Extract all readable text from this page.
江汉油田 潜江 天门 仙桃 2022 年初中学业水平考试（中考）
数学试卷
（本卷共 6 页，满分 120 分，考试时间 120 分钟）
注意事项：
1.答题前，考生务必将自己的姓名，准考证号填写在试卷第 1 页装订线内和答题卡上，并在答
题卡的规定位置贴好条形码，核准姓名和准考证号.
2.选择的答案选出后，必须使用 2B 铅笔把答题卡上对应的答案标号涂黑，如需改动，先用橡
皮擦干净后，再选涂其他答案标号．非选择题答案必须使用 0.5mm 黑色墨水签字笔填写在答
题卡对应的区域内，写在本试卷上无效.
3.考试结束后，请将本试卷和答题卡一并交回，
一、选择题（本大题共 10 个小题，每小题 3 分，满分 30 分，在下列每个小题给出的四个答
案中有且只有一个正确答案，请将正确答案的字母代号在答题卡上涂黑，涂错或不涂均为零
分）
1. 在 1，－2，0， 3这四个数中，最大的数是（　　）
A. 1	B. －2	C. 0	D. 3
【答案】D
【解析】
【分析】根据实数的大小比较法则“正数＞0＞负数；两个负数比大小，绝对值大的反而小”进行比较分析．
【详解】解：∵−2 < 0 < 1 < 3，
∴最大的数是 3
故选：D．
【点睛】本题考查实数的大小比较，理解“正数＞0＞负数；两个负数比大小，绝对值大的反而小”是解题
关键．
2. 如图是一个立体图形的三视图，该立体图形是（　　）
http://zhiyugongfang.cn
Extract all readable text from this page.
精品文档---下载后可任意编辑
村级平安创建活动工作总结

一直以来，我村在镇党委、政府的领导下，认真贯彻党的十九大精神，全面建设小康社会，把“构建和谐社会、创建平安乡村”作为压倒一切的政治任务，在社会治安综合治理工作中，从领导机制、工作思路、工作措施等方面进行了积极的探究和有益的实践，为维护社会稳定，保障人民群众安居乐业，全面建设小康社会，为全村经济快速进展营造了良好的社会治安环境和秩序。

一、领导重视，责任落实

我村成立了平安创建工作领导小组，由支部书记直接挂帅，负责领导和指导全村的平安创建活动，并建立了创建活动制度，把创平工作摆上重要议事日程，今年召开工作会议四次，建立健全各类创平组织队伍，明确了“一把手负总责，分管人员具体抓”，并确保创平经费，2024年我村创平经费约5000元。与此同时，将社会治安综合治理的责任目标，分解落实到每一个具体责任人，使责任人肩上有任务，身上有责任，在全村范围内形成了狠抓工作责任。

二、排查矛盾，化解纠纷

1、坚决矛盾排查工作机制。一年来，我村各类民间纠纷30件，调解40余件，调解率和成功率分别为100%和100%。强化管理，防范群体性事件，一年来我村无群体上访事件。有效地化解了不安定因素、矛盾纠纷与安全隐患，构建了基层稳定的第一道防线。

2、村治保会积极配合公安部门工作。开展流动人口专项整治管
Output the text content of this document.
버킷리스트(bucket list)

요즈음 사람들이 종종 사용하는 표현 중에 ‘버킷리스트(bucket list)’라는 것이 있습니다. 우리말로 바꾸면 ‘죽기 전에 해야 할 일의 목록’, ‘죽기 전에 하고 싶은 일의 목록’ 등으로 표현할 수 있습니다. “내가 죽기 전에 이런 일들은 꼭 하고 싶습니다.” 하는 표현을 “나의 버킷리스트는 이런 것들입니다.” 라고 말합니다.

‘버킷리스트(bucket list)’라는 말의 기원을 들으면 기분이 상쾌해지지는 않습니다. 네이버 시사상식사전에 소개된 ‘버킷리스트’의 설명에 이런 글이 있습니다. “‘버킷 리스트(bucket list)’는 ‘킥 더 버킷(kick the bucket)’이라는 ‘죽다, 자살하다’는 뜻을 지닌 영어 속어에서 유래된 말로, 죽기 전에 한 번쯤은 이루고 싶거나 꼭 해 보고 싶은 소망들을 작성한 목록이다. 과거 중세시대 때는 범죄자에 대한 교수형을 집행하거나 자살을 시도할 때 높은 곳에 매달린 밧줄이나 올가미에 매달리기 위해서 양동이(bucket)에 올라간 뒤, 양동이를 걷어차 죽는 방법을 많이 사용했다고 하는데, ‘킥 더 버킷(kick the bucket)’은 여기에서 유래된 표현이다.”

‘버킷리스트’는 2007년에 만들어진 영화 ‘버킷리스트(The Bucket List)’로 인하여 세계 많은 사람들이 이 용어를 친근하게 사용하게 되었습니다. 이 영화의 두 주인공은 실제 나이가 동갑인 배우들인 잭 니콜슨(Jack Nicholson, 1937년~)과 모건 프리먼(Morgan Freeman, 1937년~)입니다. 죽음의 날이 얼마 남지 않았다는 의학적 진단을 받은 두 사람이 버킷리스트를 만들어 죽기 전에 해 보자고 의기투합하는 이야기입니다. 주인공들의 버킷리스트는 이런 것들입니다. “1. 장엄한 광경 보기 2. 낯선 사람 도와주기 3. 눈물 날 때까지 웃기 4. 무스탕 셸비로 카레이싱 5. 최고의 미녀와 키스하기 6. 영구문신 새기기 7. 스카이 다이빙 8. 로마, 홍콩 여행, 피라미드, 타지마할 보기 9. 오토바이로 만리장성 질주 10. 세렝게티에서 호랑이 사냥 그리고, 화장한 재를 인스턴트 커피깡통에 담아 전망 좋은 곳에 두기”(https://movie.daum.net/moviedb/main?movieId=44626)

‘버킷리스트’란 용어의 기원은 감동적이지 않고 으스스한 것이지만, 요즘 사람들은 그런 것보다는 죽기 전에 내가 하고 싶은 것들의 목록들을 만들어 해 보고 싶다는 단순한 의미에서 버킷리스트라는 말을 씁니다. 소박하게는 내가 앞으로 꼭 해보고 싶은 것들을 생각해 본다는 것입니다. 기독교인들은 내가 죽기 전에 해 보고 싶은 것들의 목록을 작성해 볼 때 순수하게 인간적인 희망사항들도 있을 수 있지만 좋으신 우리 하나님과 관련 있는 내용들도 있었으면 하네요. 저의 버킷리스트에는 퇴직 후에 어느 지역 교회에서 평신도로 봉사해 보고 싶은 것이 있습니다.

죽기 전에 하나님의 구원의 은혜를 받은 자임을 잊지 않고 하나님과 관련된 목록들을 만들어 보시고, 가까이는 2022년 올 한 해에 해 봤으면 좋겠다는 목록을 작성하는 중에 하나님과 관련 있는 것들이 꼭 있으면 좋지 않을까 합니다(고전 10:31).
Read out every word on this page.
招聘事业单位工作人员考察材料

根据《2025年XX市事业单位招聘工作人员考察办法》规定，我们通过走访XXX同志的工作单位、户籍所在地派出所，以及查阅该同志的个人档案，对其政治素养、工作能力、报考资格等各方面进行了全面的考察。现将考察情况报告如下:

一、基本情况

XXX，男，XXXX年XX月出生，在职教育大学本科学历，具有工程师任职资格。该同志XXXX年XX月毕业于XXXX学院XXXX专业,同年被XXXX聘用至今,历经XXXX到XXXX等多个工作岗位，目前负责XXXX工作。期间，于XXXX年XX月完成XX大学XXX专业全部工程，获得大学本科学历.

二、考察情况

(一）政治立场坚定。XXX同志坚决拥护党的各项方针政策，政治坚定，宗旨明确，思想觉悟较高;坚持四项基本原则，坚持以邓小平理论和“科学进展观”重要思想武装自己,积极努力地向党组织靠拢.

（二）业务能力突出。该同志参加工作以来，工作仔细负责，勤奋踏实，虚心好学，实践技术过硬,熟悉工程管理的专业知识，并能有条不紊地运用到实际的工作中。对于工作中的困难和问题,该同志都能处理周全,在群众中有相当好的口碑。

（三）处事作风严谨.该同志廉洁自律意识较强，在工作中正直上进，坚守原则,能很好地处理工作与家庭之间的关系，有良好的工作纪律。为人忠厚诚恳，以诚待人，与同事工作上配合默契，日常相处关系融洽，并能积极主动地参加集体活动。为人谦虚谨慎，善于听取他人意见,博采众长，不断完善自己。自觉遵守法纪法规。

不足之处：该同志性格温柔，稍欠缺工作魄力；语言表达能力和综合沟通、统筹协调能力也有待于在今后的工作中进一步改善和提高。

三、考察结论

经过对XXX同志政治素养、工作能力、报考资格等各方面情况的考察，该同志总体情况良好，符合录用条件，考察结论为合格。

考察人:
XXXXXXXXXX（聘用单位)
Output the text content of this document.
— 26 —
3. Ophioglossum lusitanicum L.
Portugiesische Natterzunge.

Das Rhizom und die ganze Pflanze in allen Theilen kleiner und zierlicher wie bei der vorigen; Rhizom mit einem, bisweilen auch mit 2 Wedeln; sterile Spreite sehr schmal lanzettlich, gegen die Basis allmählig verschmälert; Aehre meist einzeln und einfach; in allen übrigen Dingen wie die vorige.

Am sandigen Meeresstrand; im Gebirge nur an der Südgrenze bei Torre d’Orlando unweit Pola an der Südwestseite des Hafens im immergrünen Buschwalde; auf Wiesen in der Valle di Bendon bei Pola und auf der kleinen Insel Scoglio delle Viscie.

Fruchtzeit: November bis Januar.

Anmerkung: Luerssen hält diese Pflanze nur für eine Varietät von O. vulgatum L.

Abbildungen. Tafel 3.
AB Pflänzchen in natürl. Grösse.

----

Prompt> Copy every line of the entries above in which "목록들을" occurs.

Result below>
‘버킷리스트’란 용어의 기원은 감동적이지 않고 으스스한 것이지만, 요즘 사람들은 그런 것보다는 죽기 전에 내가 하고 싶은 것들의 목록들을 만들어 해 보고 싶다는 단순한 의미에서 버킷리스트라는 말을 씁니다. 소박하게는 내가 앞으로 꼭 해보고 싶은 것들을 생각해 본다는 것입니다. 기독교인들은 내가 죽기 전에 해 보고 싶은 것들의 목록을 작성해 볼 때 순수하게 인간적인 희망사항들도 있을 수 있지만 좋으신 우리 하나님과 관련 있는 내용들도 있었으면 하네요. 저의 버킷리스트에는 퇴직 후에 어느 지역 교회에서 평신도로 봉사해 보고 싶은 것이 있습니다.
죽기 전에 하나님의 구원의 은혜를 받은 자임을 잊지 않고 하나님과 관련된 목록들을 만들어 보시고, 가까이는 2022년 올 한 해에 해 봤으면 좋겠다는 목록을 작성하는 중에 하나님과 관련 있는 것들이 꼭 있으면 좋지 않을까 합니다(고전 10:31).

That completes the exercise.